### CHALLENGE
Reproduce the records below line for line, leaving out the pictures.

### LISTED RECORDS
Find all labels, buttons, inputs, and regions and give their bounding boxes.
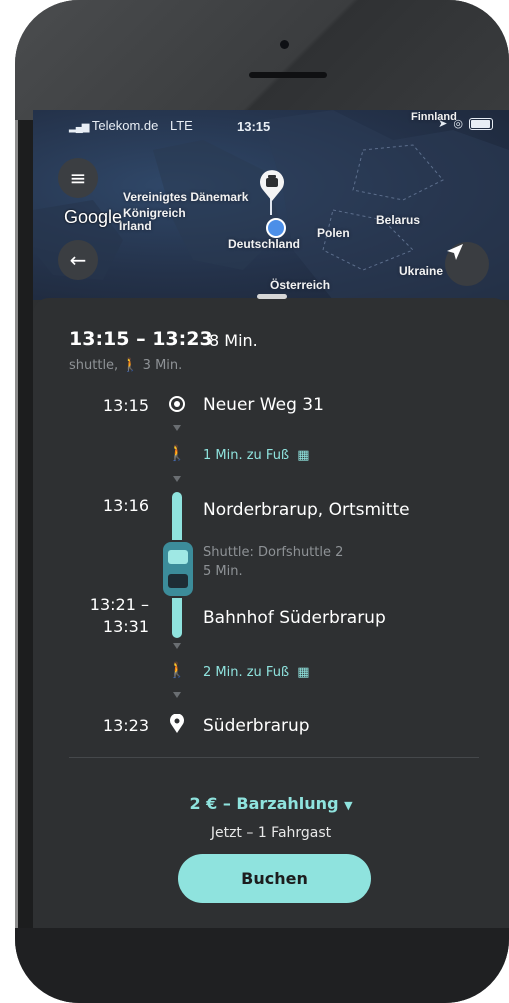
origin-icon	[169, 396, 185, 412]
map-label-koenigreich: Königreich	[123, 206, 186, 220]
map-view[interactable]: ▂▄▆ Telekom.de LTE 13:15 ➤ ◎ Finnland Ve…	[33, 110, 509, 300]
arrow-left-icon: ←	[69, 248, 87, 272]
shuttle-line: Shuttle: Dorfshuttle 2	[203, 545, 344, 560]
destination-pin-icon	[169, 714, 185, 734]
pickup-time: 13:16	[102, 496, 149, 515]
phone-bezel-bottom	[15, 928, 509, 1003]
shuttle-info[interactable]: Shuttle: Dorfshuttle 2 5 Min.	[203, 543, 343, 581]
vehicle-pin[interactable]	[259, 170, 285, 202]
dropoff-location: Bahnhof Süderbrarup	[203, 608, 386, 628]
status-time: 13:15	[237, 119, 271, 134]
navigation-arrow-icon	[447, 244, 463, 260]
map-label-belarus: Belarus	[376, 213, 421, 227]
google-logo: Google	[64, 207, 123, 227]
start-time: 13:15	[102, 396, 149, 415]
front-camera	[280, 40, 289, 49]
payment-selector[interactable]: 2 € – Barzahlung ▼	[33, 794, 509, 813]
taxi-pin-icon	[260, 170, 284, 201]
passenger-info[interactable]: Jetzt – 1 Fahrgast	[33, 825, 509, 841]
connector-arrow	[173, 643, 181, 649]
map-label-ukraine: Ukraine	[399, 264, 444, 278]
shuttle-duration: 5 Min.	[203, 564, 243, 579]
walking-person-icon: 🚶	[122, 358, 139, 373]
earpiece-speaker	[249, 72, 327, 78]
app-screen: ▂▄▆ Telekom.de LTE 13:15 ➤ ◎ Finnland Ve…	[33, 110, 509, 928]
trip-duration: 8 Min.	[209, 331, 258, 350]
chevron-down-icon: ▼	[344, 799, 353, 812]
back-button[interactable]: ←	[58, 240, 98, 280]
end-time: 13:23	[102, 716, 149, 735]
locate-button[interactable]	[445, 242, 489, 286]
trip-time-range: 13:15 – 13:23	[69, 328, 213, 350]
connector-arrow	[173, 692, 181, 698]
battery-icon	[469, 117, 493, 130]
shuttle-vehicle-icon	[161, 540, 195, 598]
map-label-finnland: Finnland	[411, 111, 457, 123]
start-location: Neuer Weg 31	[203, 395, 324, 415]
trip-detail-sheet[interactable]: 13:15 – 13:23 8 Min. shuttle, 🚶 3 Min. 1…	[33, 294, 509, 928]
book-button[interactable]: Buchen	[178, 854, 371, 903]
menu-icon: ≡	[69, 166, 87, 190]
map-label-irland: Irland	[119, 219, 152, 233]
divider	[69, 757, 479, 758]
status-carrier: ▂▄▆ Telekom.de LTE	[69, 118, 193, 133]
map-label-oesterreich: Österreich	[270, 278, 331, 292]
sheet-grabber[interactable]	[257, 294, 287, 299]
walking-icon: 🚶	[167, 444, 187, 462]
location-dot-icon	[266, 218, 286, 238]
dropoff-time: 13:21 – 13:31	[89, 595, 149, 636]
map-label-deutschland: Deutschland	[228, 237, 301, 251]
map-label-vereinigtes: Vereinigtes Dänemark	[123, 190, 249, 204]
menu-button[interactable]: ≡	[58, 158, 98, 198]
walk-segment-1[interactable]: 1 Min. zu Fuß ▦	[203, 448, 310, 463]
walk-segment-2[interactable]: 2 Min. zu Fuß ▦	[203, 665, 310, 680]
map-label-polen: Polen	[317, 226, 350, 240]
walking-icon: 🚶	[167, 661, 187, 679]
connector-arrow	[173, 476, 181, 482]
trip-subtitle: shuttle, 🚶 3 Min.	[69, 358, 183, 373]
phone-bezel-top	[15, 0, 509, 120]
map-icon: ▦	[297, 665, 310, 680]
end-location: Süderbrarup	[203, 716, 310, 736]
pickup-location: Norderbrarup, Ortsmitte	[203, 500, 410, 520]
signal-icon: ▂▄▆	[69, 122, 89, 133]
map-icon: ▦	[297, 448, 310, 463]
connector-arrow	[173, 425, 181, 431]
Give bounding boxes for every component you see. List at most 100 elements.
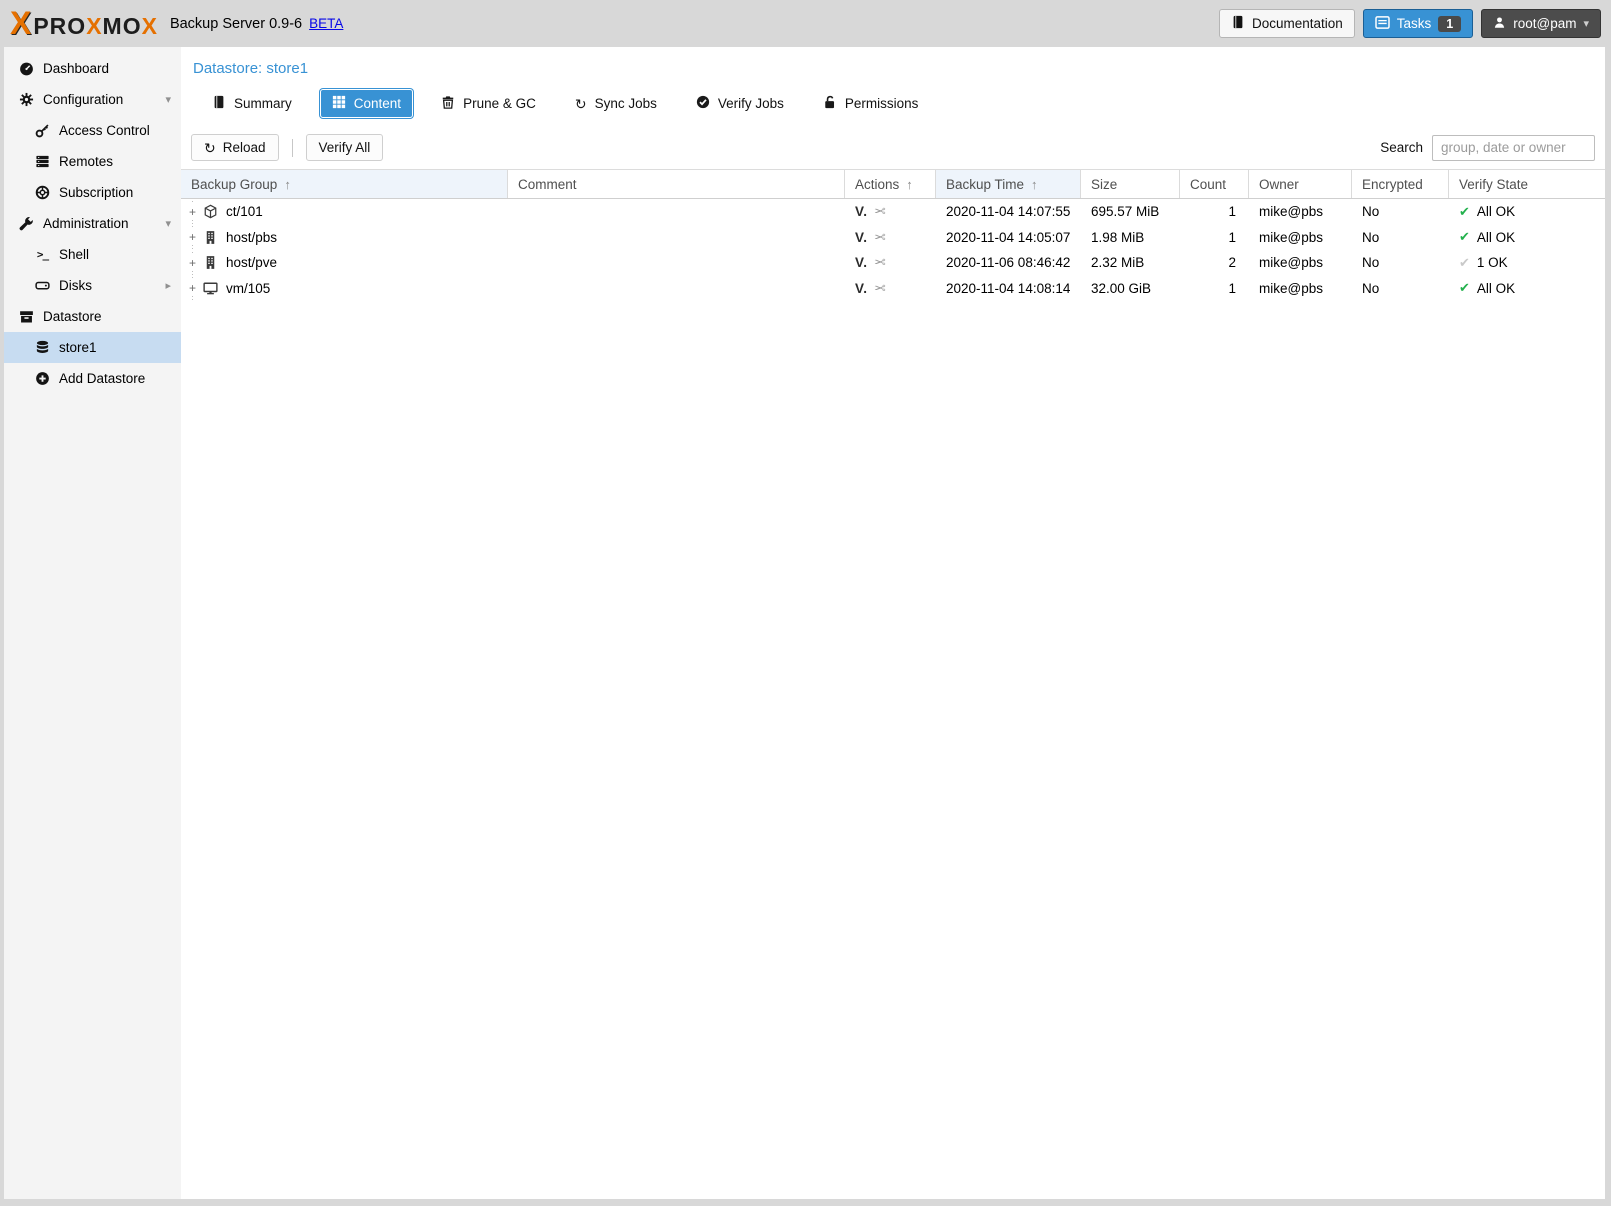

### EXPECTED OUTPUT
Find all labels, buttons, inputs, and regions and give their bounding boxes.
origin-icon	[169, 396, 185, 412]
map-label-koenigreich: Königreich	[123, 206, 186, 220]
map-view[interactable]: ▂▄▆ Telekom.de LTE 13:15 ➤ ◎ Finnland Ve…	[33, 110, 509, 300]
arrow-left-icon: ←	[69, 248, 87, 272]
shuttle-line: Shuttle: Dorfshuttle 2	[203, 545, 344, 560]
destination-pin-icon	[169, 714, 185, 734]
pickup-time: 13:16	[102, 496, 149, 515]
phone-bezel-bottom	[15, 928, 509, 1003]
shuttle-info[interactable]: Shuttle: Dorfshuttle 2 5 Min.	[203, 543, 343, 581]
vehicle-pin[interactable]	[259, 170, 285, 202]
dropoff-location: Bahnhof Süderbrarup	[203, 608, 386, 628]
status-time: 13:15	[237, 119, 271, 134]
navigation-arrow-icon	[447, 244, 463, 260]
map-label-belarus: Belarus	[376, 213, 421, 227]
google-logo: Google	[64, 207, 123, 227]
start-time: 13:15	[102, 396, 149, 415]
front-camera	[280, 40, 289, 49]
payment-selector[interactable]: 2 € – Barzahlung ▼	[33, 794, 509, 813]
taxi-pin-icon	[260, 170, 284, 201]
passenger-info[interactable]: Jetzt – 1 Fahrgast	[33, 825, 509, 841]
connector-arrow	[173, 643, 181, 649]
map-label-ukraine: Ukraine	[399, 264, 444, 278]
shuttle-duration: 5 Min.	[203, 564, 243, 579]
walking-person-icon: 🚶	[122, 358, 139, 373]
earpiece-speaker	[249, 72, 327, 78]
app-screen: ▂▄▆ Telekom.de LTE 13:15 ➤ ◎ Finnland Ve…	[33, 110, 509, 928]
trip-duration: 8 Min.	[209, 331, 258, 350]
chevron-down-icon: ▼	[344, 799, 353, 812]
back-button[interactable]: ←	[58, 240, 98, 280]
end-time: 13:23	[102, 716, 149, 735]
locate-button[interactable]	[445, 242, 489, 286]
trip-time-range: 13:15 – 13:23	[69, 328, 213, 350]
connector-arrow	[173, 692, 181, 698]
battery-icon	[469, 117, 493, 130]
shuttle-vehicle-icon	[161, 540, 195, 598]
map-label-finnland: Finnland	[411, 111, 457, 123]
start-location: Neuer Weg 31	[203, 395, 324, 415]
trip-detail-sheet[interactable]: 13:15 – 13:23 8 Min. shuttle, 🚶 3 Min. 1…	[33, 294, 509, 928]
book-button[interactable]: Buchen	[178, 854, 371, 903]
menu-icon: ≡	[69, 166, 87, 190]
map-label-irland: Irland	[119, 219, 152, 233]
divider	[69, 757, 479, 758]
status-carrier: ▂▄▆ Telekom.de LTE	[69, 118, 193, 133]
map-label-oesterreich: Österreich	[270, 278, 331, 292]
sheet-grabber[interactable]	[257, 294, 287, 299]
walking-icon: 🚶	[167, 444, 187, 462]
location-dot-icon	[266, 218, 286, 238]
dropoff-time: 13:21 – 13:31	[89, 595, 149, 636]
map-label-deutschland: Deutschland	[228, 237, 301, 251]
map-label-vereinigtes: Vereinigtes Dänemark	[123, 190, 249, 204]
menu-button[interactable]: ≡	[58, 158, 98, 198]
walk-segment-1[interactable]: 1 Min. zu Fuß ▦	[203, 448, 310, 463]
walk-segment-2[interactable]: 2 Min. zu Fuß ▦	[203, 665, 310, 680]
map-label-polen: Polen	[317, 226, 350, 240]
walking-icon: 🚶	[167, 661, 187, 679]
connector-arrow	[173, 476, 181, 482]
trip-subtitle: shuttle, 🚶 3 Min.	[69, 358, 183, 373]
phone-bezel-top	[15, 0, 509, 120]
map-icon: ▦	[297, 665, 310, 680]
end-location: Süderbrarup	[203, 716, 310, 736]
pickup-location: Norderbrarup, Ortsmitte	[203, 500, 410, 520]
signal-icon: ▂▄▆	[69, 122, 89, 133]
map-icon: ▦	[297, 448, 310, 463]
connector-arrow	[173, 425, 181, 431]
Give bounding boxes for every component you see. List at most 100 elements.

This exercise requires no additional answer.